• _What you will do_: Copy out every line of the entries below, unchanged, from the line containing "- checkbox[interactable]: [66, 549, 83, 566]" down to the line containing "- star-icon[interactable]: [154, 180, 172, 198]", with both of those lines included.

• _Collected data entries_:
-=-=-=-=-

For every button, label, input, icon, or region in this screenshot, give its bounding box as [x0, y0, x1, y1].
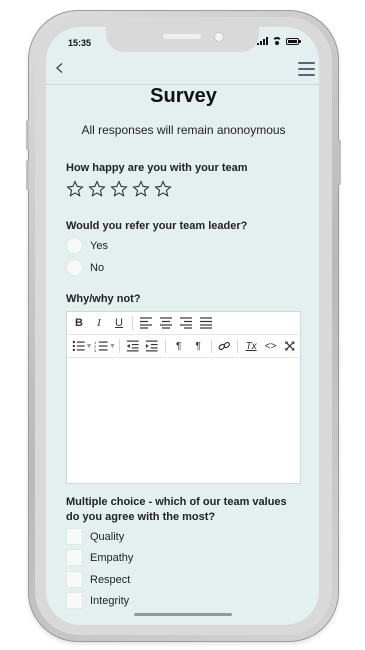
- checkbox[interactable]: [66, 549, 83, 566]
- checkbox[interactable]: [66, 571, 83, 588]
- rich-text-editor: B I U ▼ 123 ▼ ¶ ¶ Tx <>: [66, 311, 301, 484]
- fullscreen-icon[interactable]: [280, 340, 300, 352]
- star-icon[interactable]: [110, 180, 128, 198]
- align-left-icon[interactable]: [136, 317, 156, 329]
- radio-button[interactable]: [66, 259, 83, 276]
- star-icon[interactable]: [132, 180, 150, 198]
- chevron-left-icon[interactable]: [55, 63, 65, 73]
- link-icon[interactable]: [215, 340, 235, 352]
- page-subtitle: All responses will remain anonoymous: [81, 123, 286, 137]
- volume-down-button: [26, 160, 29, 190]
- home-indicator[interactable]: [134, 613, 232, 616]
- star-rating: [66, 180, 172, 198]
- question-why-label: Why/why not?: [66, 293, 141, 305]
- chevron-down-icon[interactable]: ▼: [86, 343, 93, 350]
- rtl-direction-button[interactable]: ¶: [188, 341, 208, 352]
- checkbox[interactable]: [66, 528, 83, 545]
- volume-up-button: [26, 120, 29, 150]
- toolbar-divider: [210, 339, 212, 353]
- editor-toolbar-row-1: B I U: [67, 312, 300, 335]
- checkbox-option-respect[interactable]: Respect: [66, 571, 130, 588]
- checkbox[interactable]: [66, 592, 83, 609]
- star-icon[interactable]: [88, 180, 106, 198]
- source-code-button[interactable]: <>: [261, 341, 281, 352]
- ltr-direction-button[interactable]: ¶: [169, 341, 189, 352]
- page-title: Survey: [150, 85, 217, 107]
- checkbox-label: Empathy: [90, 551, 134, 564]
- svg-text:3: 3: [94, 348, 96, 352]
- battery-icon: [286, 38, 301, 45]
- question-refer-label: Would you refer your team leader?: [66, 220, 248, 232]
- toolbar-divider: [118, 339, 120, 353]
- top-bar: [46, 58, 319, 85]
- chevron-down-icon[interactable]: ▼: [109, 343, 116, 350]
- checkbox-option-quality[interactable]: Quality: [66, 528, 124, 545]
- align-justify-icon[interactable]: [196, 317, 216, 329]
- checkbox-label: Quality: [90, 530, 125, 543]
- star-icon[interactable]: [154, 180, 172, 198]
- toolbar-divider: [132, 316, 133, 330]
- toolbar-divider: [237, 339, 239, 353]
- hamburger-menu-icon[interactable]: [298, 62, 315, 76]
- wifi-icon: [272, 37, 282, 45]
- editor-toolbar-row-2: ▼ 123 ▼ ¶ ¶ Tx <>: [67, 335, 300, 358]
- power-button: [338, 140, 341, 185]
- status-icons: [257, 37, 301, 45]
- status-time: 15:35: [68, 38, 92, 48]
- underline-button[interactable]: U: [109, 317, 129, 329]
- indent-icon[interactable]: [142, 340, 162, 352]
- speaker: [163, 34, 201, 39]
- question-values-label: Multiple choice - which of our team valu…: [66, 496, 287, 523]
- phone-screen: 15:35 Survey All responses will remain a…: [46, 27, 319, 625]
- question-happiness-label: How happy are you with your team: [66, 162, 248, 174]
- editor-text-area[interactable]: [67, 357, 300, 483]
- radio-option-yes[interactable]: Yes: [66, 237, 108, 254]
- checkbox-label: Respect: [90, 573, 131, 586]
- radio-label: Yes: [90, 239, 108, 252]
- radio-button[interactable]: [66, 237, 83, 254]
- checkbox-option-empathy[interactable]: Empathy: [66, 549, 133, 566]
- align-right-icon[interactable]: [176, 317, 196, 329]
- checkbox-option-integrity[interactable]: Integrity: [66, 592, 129, 609]
- radio-option-no[interactable]: No: [66, 259, 104, 276]
- toolbar-divider: [164, 339, 166, 353]
- signal-icon: [257, 37, 268, 45]
- notch: [106, 27, 259, 52]
- bold-button[interactable]: B: [69, 317, 89, 329]
- camera: [214, 32, 224, 42]
- italic-button[interactable]: I: [89, 317, 109, 329]
- outdent-icon[interactable]: [123, 340, 143, 352]
- checkbox-label: Integrity: [90, 594, 130, 607]
- align-center-icon[interactable]: [156, 317, 176, 329]
- star-icon[interactable]: [66, 180, 84, 198]
- radio-label: No: [90, 261, 105, 274]
- clear-formatting-button[interactable]: Tx: [241, 341, 261, 352]
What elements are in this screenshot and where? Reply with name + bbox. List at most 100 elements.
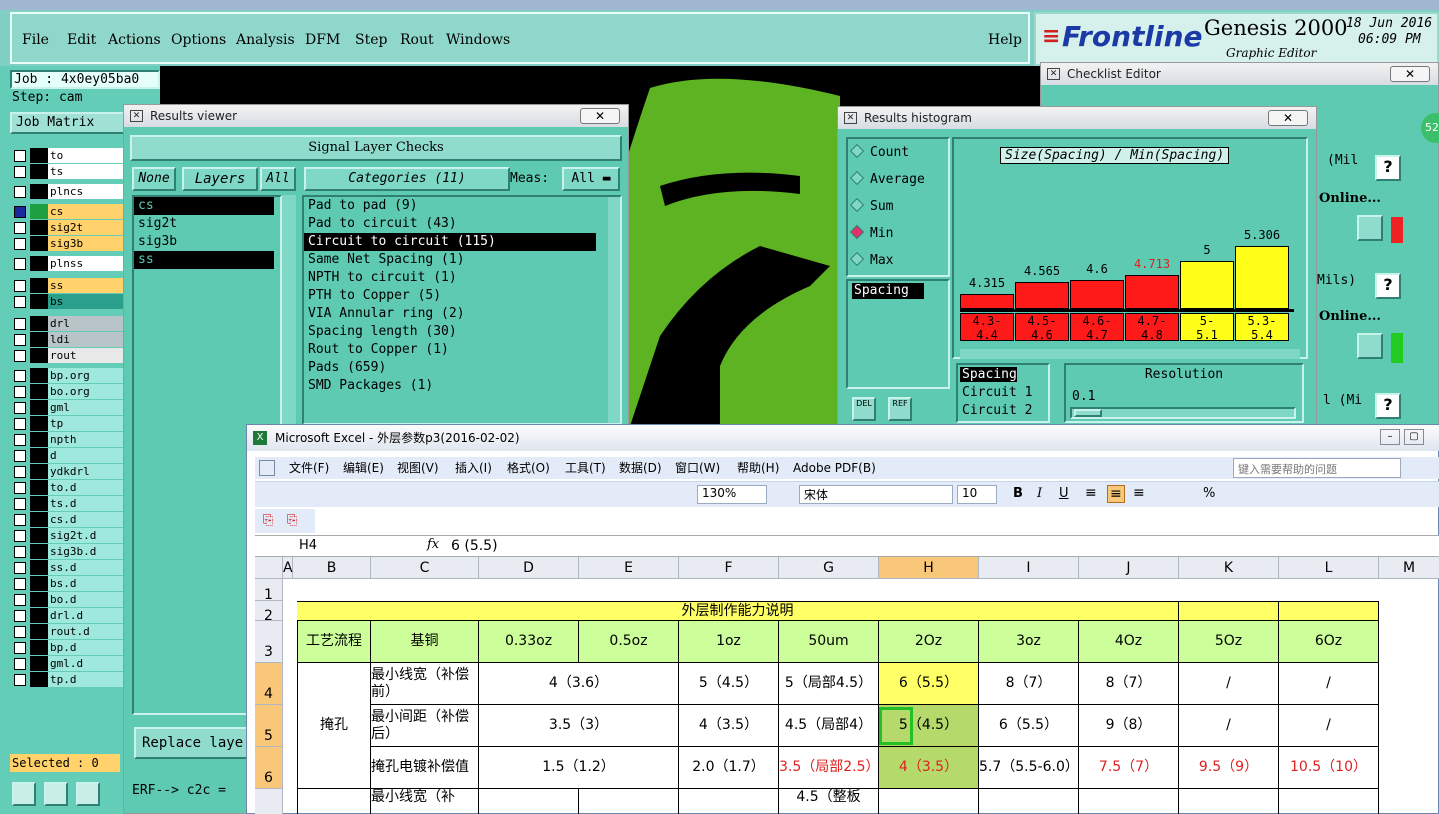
- menu-file[interactable]: File: [22, 32, 49, 48]
- layer-checkbox[interactable]: [14, 674, 26, 686]
- data-cell[interactable]: 10.5（10）: [1279, 747, 1379, 789]
- mode-radio-count[interactable]: Count: [849, 143, 909, 163]
- layer-checkbox[interactable]: [14, 150, 26, 162]
- align-left-icon[interactable]: ≡: [1085, 485, 1097, 501]
- process-cell[interactable]: 掩孔: [297, 663, 371, 789]
- excel-menu-item[interactable]: 工具(T): [565, 457, 606, 479]
- layers-button[interactable]: Layers: [182, 167, 258, 191]
- data-cell[interactable]: 6（5.5）: [879, 663, 979, 705]
- excel-menu-item[interactable]: 文件(F): [289, 457, 329, 479]
- column-header[interactable]: J: [1079, 557, 1179, 579]
- close-icon[interactable]: ✕: [580, 108, 620, 124]
- layer-checkbox[interactable]: [14, 642, 26, 654]
- data-cell[interactable]: 3.5（局部2.5）: [779, 747, 880, 789]
- layer-list-item[interactable]: sig3b: [134, 233, 280, 251]
- row-header[interactable]: 4: [255, 663, 283, 705]
- layer-checkbox[interactable]: [14, 296, 26, 308]
- menu-edit[interactable]: Edit: [67, 32, 96, 48]
- zoom-select[interactable]: 130%: [697, 485, 767, 504]
- row-header[interactable]: 2: [255, 601, 283, 624]
- close-icon[interactable]: ✕: [1268, 110, 1308, 126]
- layer-checkbox[interactable]: [14, 514, 26, 526]
- layer-checkbox[interactable]: [14, 418, 26, 430]
- grid-icon[interactable]: [76, 782, 100, 806]
- layer-checkbox[interactable]: [14, 206, 26, 218]
- zoom-icon-1[interactable]: [1357, 215, 1383, 241]
- layer-row[interactable]: cs.d: [14, 512, 136, 527]
- layer-checkbox[interactable]: [14, 350, 26, 362]
- column-header[interactable]: H: [879, 557, 979, 579]
- category-list-item[interactable]: Spacing length (30): [304, 323, 620, 341]
- underline-icon[interactable]: U: [1059, 486, 1069, 501]
- table-cell[interactable]: [879, 789, 979, 814]
- restore-icon[interactable]: ▢: [1404, 429, 1424, 445]
- data-cell[interactable]: 9（8）: [1079, 705, 1179, 747]
- table-cell[interactable]: [679, 789, 779, 814]
- layer-row[interactable]: ldi: [14, 332, 136, 347]
- excel-menu-item[interactable]: 窗口(W): [675, 457, 720, 479]
- layer-checkbox[interactable]: [14, 434, 26, 446]
- table-cell[interactable]: [1179, 789, 1279, 814]
- menu-options[interactable]: Options: [171, 32, 226, 48]
- excel-menu-item[interactable]: 格式(O): [507, 457, 550, 479]
- table-cell[interactable]: [1079, 789, 1179, 814]
- layer-row[interactable]: bo.d: [14, 592, 136, 607]
- category-list-item[interactable]: VIA Annular ring (2): [304, 305, 620, 323]
- row-header[interactable]: 1: [255, 579, 283, 603]
- all-button[interactable]: All: [260, 167, 296, 191]
- layer-row[interactable]: plnss: [14, 256, 136, 271]
- menu-analysis[interactable]: Analysis: [236, 32, 295, 48]
- menu-step[interactable]: Step: [355, 32, 387, 48]
- layer-list-item[interactable]: cs: [134, 197, 274, 215]
- ref-button[interactable]: REF: [888, 397, 912, 421]
- table-cell[interactable]: [579, 789, 679, 814]
- layer-row[interactable]: rout: [14, 348, 136, 363]
- data-cell[interactable]: 5（4.5）: [679, 663, 779, 705]
- layer-checkbox[interactable]: [14, 334, 26, 346]
- layer-row[interactable]: npth: [14, 432, 136, 447]
- column-header[interactable]: D: [479, 557, 579, 579]
- column-header[interactable]: M: [1379, 557, 1439, 579]
- font-select[interactable]: 宋体: [799, 485, 953, 504]
- category-list-item[interactable]: Pads (659): [304, 359, 620, 377]
- layer-row[interactable]: sig2t: [14, 220, 136, 235]
- attr-item[interactable]: Circuit 2: [960, 403, 1032, 418]
- data-cell[interactable]: 最小间距（补偿后）: [371, 705, 479, 747]
- layer-checkbox[interactable]: [14, 482, 26, 494]
- layer-row[interactable]: drl.d: [14, 608, 136, 623]
- attr-item[interactable]: Spacing: [960, 367, 1017, 382]
- excel-menu-item[interactable]: 插入(I): [455, 457, 492, 479]
- column-header[interactable]: I: [979, 557, 1079, 579]
- excel-menu-item[interactable]: 编辑(E): [343, 457, 384, 479]
- category-list-item[interactable]: Same Net Spacing (1): [304, 251, 620, 269]
- layer-row[interactable]: ss.d: [14, 560, 136, 575]
- layer-row[interactable]: bs.d: [14, 576, 136, 591]
- layer-checkbox[interactable]: [14, 318, 26, 330]
- layer-row[interactable]: sig3b: [14, 236, 136, 251]
- column-header[interactable]: G: [779, 557, 879, 579]
- layer-checkbox[interactable]: [14, 466, 26, 478]
- header-cell[interactable]: 2Oz: [879, 621, 979, 663]
- align-center-icon[interactable]: ≡: [1107, 485, 1125, 503]
- data-cell[interactable]: /: [1279, 663, 1379, 705]
- data-cell[interactable]: 4.5（局部4）: [779, 705, 879, 747]
- header-cell[interactable]: 0.5oz: [579, 621, 679, 663]
- layer-checkbox[interactable]: [14, 530, 26, 542]
- category-list-item[interactable]: PTH to Copper (5): [304, 287, 620, 305]
- column-header[interactable]: B: [293, 557, 371, 579]
- zoom-fit-icon[interactable]: [12, 782, 36, 806]
- column-header[interactable]: L: [1279, 557, 1379, 579]
- data-cell[interactable]: 9.5（9）: [1179, 747, 1279, 789]
- column-header[interactable]: A: [283, 557, 293, 579]
- italic-icon[interactable]: I: [1037, 486, 1042, 501]
- header-cell[interactable]: 5Oz: [1179, 621, 1279, 663]
- layer-row[interactable]: ss: [14, 278, 136, 293]
- row-header[interactable]: 5: [255, 705, 283, 747]
- horizontal-scrollbar[interactable]: [960, 349, 1300, 359]
- del-button[interactable]: DEL: [852, 397, 876, 421]
- histogram-bar[interactable]: [1070, 280, 1124, 309]
- layer-checkbox[interactable]: [14, 370, 26, 382]
- resolution-slider[interactable]: [1070, 407, 1296, 419]
- layer-row[interactable]: to.d: [14, 480, 136, 495]
- attr-list[interactable]: Spacing Circuit 1 Circuit 2: [956, 363, 1050, 423]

-=-=-=-=-

• _Output below_:
- checkbox[interactable]: [66, 549, 83, 566]
- checkbox[interactable]: [66, 571, 83, 588]
- rich-text-editor: B I U ▼ 123 ▼ ¶ ¶ Tx <>: [66, 311, 301, 484]
- fullscreen-icon[interactable]: [280, 340, 300, 352]
- star-icon[interactable]: [110, 180, 128, 198]
- align-left-icon[interactable]: [136, 317, 156, 329]
- radio-button[interactable]: [66, 259, 83, 276]
- star-icon[interactable]: [132, 180, 150, 198]
- chevron-left-icon[interactable]: [55, 63, 65, 73]
- link-icon[interactable]: [215, 340, 235, 352]
- page-subtitle: All responses will remain anonoymous: [81, 123, 286, 137]
- volume-down-button: [26, 160, 29, 190]
- home-indicator[interactable]: [134, 613, 232, 616]
- star-rating: [66, 180, 172, 198]
- question-why-label: Why/why not?: [66, 293, 141, 305]
- chevron-down-icon[interactable]: ▼: [86, 343, 93, 350]
- rtl-direction-button[interactable]: ¶: [188, 341, 208, 352]
- checkbox[interactable]: [66, 528, 83, 545]
- volume-up-button: [26, 120, 29, 150]
- toolbar-divider: [210, 339, 212, 353]
- editor-toolbar-row-1: B I U: [67, 312, 300, 335]
- checkbox-option-respect[interactable]: Respect: [66, 571, 130, 588]
- checkbox[interactable]: [66, 592, 83, 609]
- star-icon[interactable]: [88, 180, 106, 198]
- source-code-button[interactable]: <>: [261, 341, 281, 352]
- ltr-direction-button[interactable]: ¶: [169, 341, 189, 352]
- page-title: Survey: [150, 85, 217, 107]
- checkbox-label: Empathy: [90, 551, 134, 564]
- svg-text:3: 3: [94, 348, 96, 352]
- battery-icon: [286, 38, 301, 45]
- question-refer-label: Would you refer your team leader?: [66, 220, 248, 232]
- toolbar-divider: [118, 339, 120, 353]
- top-bar: [46, 58, 319, 85]
- chevron-down-icon[interactable]: ▼: [109, 343, 116, 350]
- checkbox-option-quality[interactable]: Quality: [66, 528, 124, 545]
- align-justify-icon[interactable]: [196, 317, 216, 329]
- checkbox-label: Quality: [90, 530, 125, 543]
- star-icon[interactable]: [154, 180, 172, 198]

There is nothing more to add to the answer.